[Items listed in a dataset]
— START —
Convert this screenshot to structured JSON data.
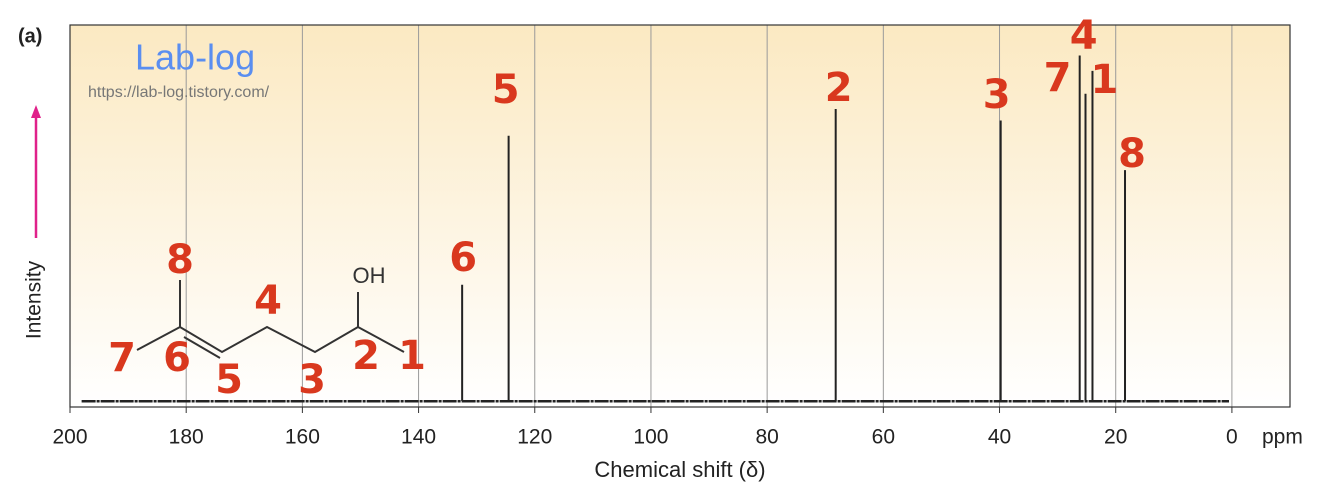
{
  "panel_label": "(a)",
  "watermark": {
    "title": "Lab-log",
    "url": "https://lab-log.tistory.com/"
  },
  "structure": {
    "substituent": "OH",
    "atom_labels": [
      "8",
      "7",
      "6",
      "5",
      "4",
      "3",
      "2",
      "1"
    ]
  },
  "chart_data": {
    "type": "spectrum",
    "x_label": "Chemical shift (δ)",
    "x_unit": "ppm",
    "y_label": "Intensity",
    "x": [
      132.5,
      124.5,
      68.2,
      39.8,
      26.2,
      25.2,
      24.0,
      18.4
    ],
    "values": [
      32,
      71,
      78,
      75,
      92,
      82,
      88,
      62
    ],
    "peak_labels": [
      "6",
      "5",
      "2",
      "3",
      "4",
      "7",
      "1",
      "8"
    ],
    "baseline": 1.5,
    "color": "#222222",
    "label_color": "#d9381e",
    "xlim": [
      200,
      -10
    ],
    "ylim": [
      0,
      100
    ],
    "xticks": [
      200,
      180,
      160,
      140,
      120,
      100,
      80,
      60,
      40,
      20,
      0
    ],
    "grid": true
  }
}
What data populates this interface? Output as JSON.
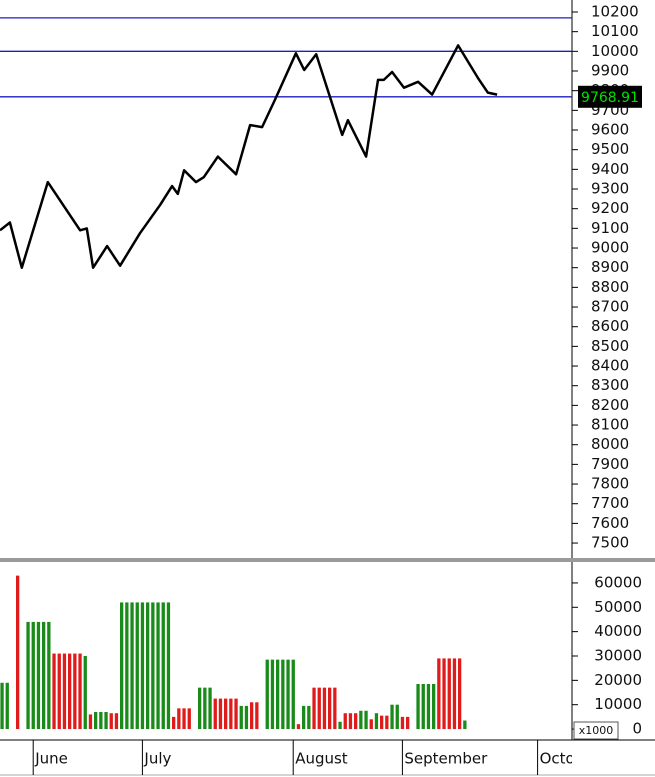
{
  "chart_data": [
    {
      "type": "line",
      "x": [
        0,
        1.9,
        4.2,
        9.2,
        15.4,
        16.7,
        17.9,
        20.6,
        23.1,
        26.9,
        30.8,
        33.1,
        34.2,
        35.4,
        37.7,
        39.2,
        41.9,
        45.4,
        48.1,
        50.4,
        52.9,
        56.9,
        58.5,
        60.8,
        65.8,
        66.9,
        70.4,
        72.7,
        73.8,
        75.4,
        77.7,
        80.4,
        83.1,
        88.1,
        91.9,
        93.8,
        95.6
      ],
      "values": [
        9090,
        9130,
        8900,
        9335,
        9090,
        9100,
        8900,
        9010,
        8910,
        9075,
        9220,
        9315,
        9275,
        9395,
        9335,
        9360,
        9465,
        9375,
        9625,
        9615,
        9755,
        9990,
        9905,
        9985,
        9575,
        9650,
        9465,
        9855,
        9855,
        9895,
        9815,
        9845,
        9780,
        10030,
        9865,
        9790,
        9780
      ],
      "color": "#000000",
      "xlim": [
        0,
        110
      ],
      "ylim": [
        7424,
        10261
      ],
      "yticks": [
        7500,
        7600,
        7700,
        7800,
        7900,
        8000,
        8100,
        8200,
        8300,
        8400,
        8500,
        8600,
        8700,
        8800,
        8900,
        9000,
        9100,
        9200,
        9300,
        9400,
        9500,
        9600,
        9700,
        9800,
        9900,
        10000,
        10100,
        10200
      ],
      "hlines": [
        10170,
        10000,
        9768.91
      ],
      "hline_color": "#1f1fbf",
      "last_value": 9768.91,
      "last_value_label": "9768.91"
    },
    {
      "type": "bar",
      "x": [
        0,
        1,
        3,
        5,
        6,
        7,
        8,
        9,
        10,
        11,
        12,
        13,
        14,
        15,
        16,
        17,
        18,
        19,
        20,
        21,
        22,
        23,
        24,
        25,
        26,
        27,
        28,
        29,
        30,
        31,
        32,
        33,
        34,
        35,
        36,
        38,
        39,
        40,
        41,
        42,
        43,
        44,
        45,
        46,
        47,
        48,
        49,
        51,
        52,
        53,
        54,
        55,
        56,
        57,
        58,
        59,
        60,
        61,
        62,
        63,
        64,
        65,
        66,
        67,
        68,
        69,
        70,
        71,
        72,
        73,
        74,
        75,
        76,
        77,
        78,
        80,
        81,
        82,
        83,
        84,
        85,
        86,
        87,
        88,
        89
      ],
      "values": [
        19000,
        19000,
        63000,
        44000,
        44000,
        44000,
        44000,
        44000,
        31000,
        31000,
        31000,
        31000,
        31000,
        31000,
        30000,
        6000,
        7000,
        7000,
        7000,
        6500,
        6500,
        52000,
        52000,
        52000,
        52000,
        52000,
        52000,
        52000,
        52000,
        52000,
        52000,
        5000,
        8500,
        8500,
        8500,
        17000,
        17000,
        17000,
        12500,
        12500,
        12500,
        12500,
        12500,
        9500,
        9500,
        11000,
        11000,
        28500,
        28500,
        28500,
        28500,
        28500,
        28500,
        2000,
        9500,
        9500,
        17000,
        17000,
        17000,
        17000,
        17000,
        3000,
        6500,
        6500,
        6500,
        7500,
        7500,
        4000,
        6500,
        5500,
        5500,
        10000,
        10000,
        5000,
        5000,
        18500,
        18500,
        18500,
        18500,
        29000,
        29000,
        29000,
        29000,
        29000,
        3500
      ],
      "colors": [
        "#1a8a1a",
        "#1a8a1a",
        "#e01b1b",
        "#1a8a1a",
        "#1a8a1a",
        "#1a8a1a",
        "#1a8a1a",
        "#1a8a1a",
        "#e01b1b",
        "#e01b1b",
        "#e01b1b",
        "#e01b1b",
        "#e01b1b",
        "#e01b1b",
        "#1a8a1a",
        "#e01b1b",
        "#1a8a1a",
        "#1a8a1a",
        "#1a8a1a",
        "#e01b1b",
        "#e01b1b",
        "#1a8a1a",
        "#1a8a1a",
        "#1a8a1a",
        "#1a8a1a",
        "#1a8a1a",
        "#1a8a1a",
        "#1a8a1a",
        "#1a8a1a",
        "#1a8a1a",
        "#1a8a1a",
        "#e01b1b",
        "#e01b1b",
        "#e01b1b",
        "#e01b1b",
        "#1a8a1a",
        "#1a8a1a",
        "#1a8a1a",
        "#e01b1b",
        "#e01b1b",
        "#e01b1b",
        "#e01b1b",
        "#e01b1b",
        "#1a8a1a",
        "#1a8a1a",
        "#e01b1b",
        "#e01b1b",
        "#1a8a1a",
        "#1a8a1a",
        "#1a8a1a",
        "#1a8a1a",
        "#1a8a1a",
        "#1a8a1a",
        "#e01b1b",
        "#1a8a1a",
        "#1a8a1a",
        "#e01b1b",
        "#e01b1b",
        "#e01b1b",
        "#e01b1b",
        "#e01b1b",
        "#1a8a1a",
        "#e01b1b",
        "#e01b1b",
        "#e01b1b",
        "#1a8a1a",
        "#1a8a1a",
        "#e01b1b",
        "#1a8a1a",
        "#e01b1b",
        "#e01b1b",
        "#1a8a1a",
        "#1a8a1a",
        "#e01b1b",
        "#e01b1b",
        "#1a8a1a",
        "#1a8a1a",
        "#1a8a1a",
        "#1a8a1a",
        "#e01b1b",
        "#e01b1b",
        "#e01b1b",
        "#e01b1b",
        "#e01b1b",
        "#1a8a1a"
      ],
      "xlim": [
        0,
        110
      ],
      "ylim": [
        -4500,
        68600
      ],
      "yticks": [
        0,
        10000,
        20000,
        30000,
        40000,
        50000,
        60000
      ],
      "xticks": [
        {
          "value": 6,
          "label": "June"
        },
        {
          "value": 27,
          "label": "July"
        },
        {
          "value": 56,
          "label": "August"
        },
        {
          "value": 77,
          "label": "September"
        },
        {
          "value": 103,
          "label": "October"
        }
      ],
      "unit_label": "x1000"
    }
  ]
}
— END —
__WHAT YOU SHOULD DO__. Using the data above, print every line exactly, omitting pictures.

__THE REPLY__.
Convert this screenshot to structured JSON data.
{
  "panel_label": "(a)",
  "watermark": {
    "title": "Lab-log",
    "url": "https://lab-log.tistory.com/"
  },
  "structure": {
    "substituent": "OH",
    "atom_labels": [
      "8",
      "7",
      "6",
      "5",
      "4",
      "3",
      "2",
      "1"
    ]
  },
  "chart_data": {
    "type": "spectrum",
    "x_label": "Chemical shift (δ)",
    "x_unit": "ppm",
    "y_label": "Intensity",
    "x": [
      132.5,
      124.5,
      68.2,
      39.8,
      26.2,
      25.2,
      24.0,
      18.4
    ],
    "values": [
      32,
      71,
      78,
      75,
      92,
      82,
      88,
      62
    ],
    "peak_labels": [
      "6",
      "5",
      "2",
      "3",
      "4",
      "7",
      "1",
      "8"
    ],
    "baseline": 1.5,
    "color": "#222222",
    "label_color": "#d9381e",
    "xlim": [
      200,
      -10
    ],
    "ylim": [
      0,
      100
    ],
    "xticks": [
      200,
      180,
      160,
      140,
      120,
      100,
      80,
      60,
      40,
      20,
      0
    ],
    "grid": true
  }
}
What data populates this interface? Output as JSON.
{
  "chart_data": [
    {
      "type": "line",
      "x": [
        0,
        1.9,
        4.2,
        9.2,
        15.4,
        16.7,
        17.9,
        20.6,
        23.1,
        26.9,
        30.8,
        33.1,
        34.2,
        35.4,
        37.7,
        39.2,
        41.9,
        45.4,
        48.1,
        50.4,
        52.9,
        56.9,
        58.5,
        60.8,
        65.8,
        66.9,
        70.4,
        72.7,
        73.8,
        75.4,
        77.7,
        80.4,
        83.1,
        88.1,
        91.9,
        93.8,
        95.6
      ],
      "values": [
        9090,
        9130,
        8900,
        9335,
        9090,
        9100,
        8900,
        9010,
        8910,
        9075,
        9220,
        9315,
        9275,
        9395,
        9335,
        9360,
        9465,
        9375,
        9625,
        9615,
        9755,
        9990,
        9905,
        9985,
        9575,
        9650,
        9465,
        9855,
        9855,
        9895,
        9815,
        9845,
        9780,
        10030,
        9865,
        9790,
        9780
      ],
      "color": "#000000",
      "xlim": [
        0,
        110
      ],
      "ylim": [
        7424,
        10261
      ],
      "yticks": [
        7500,
        7600,
        7700,
        7800,
        7900,
        8000,
        8100,
        8200,
        8300,
        8400,
        8500,
        8600,
        8700,
        8800,
        8900,
        9000,
        9100,
        9200,
        9300,
        9400,
        9500,
        9600,
        9700,
        9800,
        9900,
        10000,
        10100,
        10200
      ],
      "hlines": [
        10170,
        10000,
        9768.91
      ],
      "hline_color": "#1f1fbf",
      "last_value": 9768.91,
      "last_value_label": "9768.91"
    },
    {
      "type": "bar",
      "x": [
        0,
        1,
        3,
        5,
        6,
        7,
        8,
        9,
        10,
        11,
        12,
        13,
        14,
        15,
        16,
        17,
        18,
        19,
        20,
        21,
        22,
        23,
        24,
        25,
        26,
        27,
        28,
        29,
        30,
        31,
        32,
        33,
        34,
        35,
        36,
        38,
        39,
        40,
        41,
        42,
        43,
        44,
        45,
        46,
        47,
        48,
        49,
        51,
        52,
        53,
        54,
        55,
        56,
        57,
        58,
        59,
        60,
        61,
        62,
        63,
        64,
        65,
        66,
        67,
        68,
        69,
        70,
        71,
        72,
        73,
        74,
        75,
        76,
        77,
        78,
        80,
        81,
        82,
        83,
        84,
        85,
        86,
        87,
        88,
        89
      ],
      "values": [
        19000,
        19000,
        63000,
        44000,
        44000,
        44000,
        44000,
        44000,
        31000,
        31000,
        31000,
        31000,
        31000,
        31000,
        30000,
        6000,
        7000,
        7000,
        7000,
        6500,
        6500,
        52000,
        52000,
        52000,
        52000,
        52000,
        52000,
        52000,
        52000,
        52000,
        52000,
        5000,
        8500,
        8500,
        8500,
        17000,
        17000,
        17000,
        12500,
        12500,
        12500,
        12500,
        12500,
        9500,
        9500,
        11000,
        11000,
        28500,
        28500,
        28500,
        28500,
        28500,
        28500,
        2000,
        9500,
        9500,
        17000,
        17000,
        17000,
        17000,
        17000,
        3000,
        6500,
        6500,
        6500,
        7500,
        7500,
        4000,
        6500,
        5500,
        5500,
        10000,
        10000,
        5000,
        5000,
        18500,
        18500,
        18500,
        18500,
        29000,
        29000,
        29000,
        29000,
        29000,
        3500
      ],
      "colors": [
        "#1a8a1a",
        "#1a8a1a",
        "#e01b1b",
        "#1a8a1a",
        "#1a8a1a",
        "#1a8a1a",
        "#1a8a1a",
        "#1a8a1a",
        "#e01b1b",
        "#e01b1b",
        "#e01b1b",
        "#e01b1b",
        "#e01b1b",
        "#e01b1b",
        "#1a8a1a",
        "#e01b1b",
        "#1a8a1a",
        "#1a8a1a",
        "#1a8a1a",
        "#e01b1b",
        "#e01b1b",
        "#1a8a1a",
        "#1a8a1a",
        "#1a8a1a",
        "#1a8a1a",
        "#1a8a1a",
        "#1a8a1a",
        "#1a8a1a",
        "#1a8a1a",
        "#1a8a1a",
        "#1a8a1a",
        "#e01b1b",
        "#e01b1b",
        "#e01b1b",
        "#e01b1b",
        "#1a8a1a",
        "#1a8a1a",
        "#1a8a1a",
        "#e01b1b",
        "#e01b1b",
        "#e01b1b",
        "#e01b1b",
        "#e01b1b",
        "#1a8a1a",
        "#1a8a1a",
        "#e01b1b",
        "#e01b1b",
        "#1a8a1a",
        "#1a8a1a",
        "#1a8a1a",
        "#1a8a1a",
        "#1a8a1a",
        "#1a8a1a",
        "#e01b1b",
        "#1a8a1a",
        "#1a8a1a",
        "#e01b1b",
        "#e01b1b",
        "#e01b1b",
        "#e01b1b",
        "#e01b1b",
        "#1a8a1a",
        "#e01b1b",
        "#e01b1b",
        "#e01b1b",
        "#1a8a1a",
        "#1a8a1a",
        "#e01b1b",
        "#1a8a1a",
        "#e01b1b",
        "#e01b1b",
        "#1a8a1a",
        "#1a8a1a",
        "#e01b1b",
        "#e01b1b",
        "#1a8a1a",
        "#1a8a1a",
        "#1a8a1a",
        "#1a8a1a",
        "#e01b1b",
        "#e01b1b",
        "#e01b1b",
        "#e01b1b",
        "#e01b1b",
        "#1a8a1a"
      ],
      "xlim": [
        0,
        110
      ],
      "ylim": [
        -4500,
        68600
      ],
      "yticks": [
        0,
        10000,
        20000,
        30000,
        40000,
        50000,
        60000
      ],
      "xticks": [
        {
          "value": 6,
          "label": "June"
        },
        {
          "value": 27,
          "label": "July"
        },
        {
          "value": 56,
          "label": "August"
        },
        {
          "value": 77,
          "label": "September"
        },
        {
          "value": 103,
          "label": "October"
        }
      ],
      "unit_label": "x1000"
    }
  ]
}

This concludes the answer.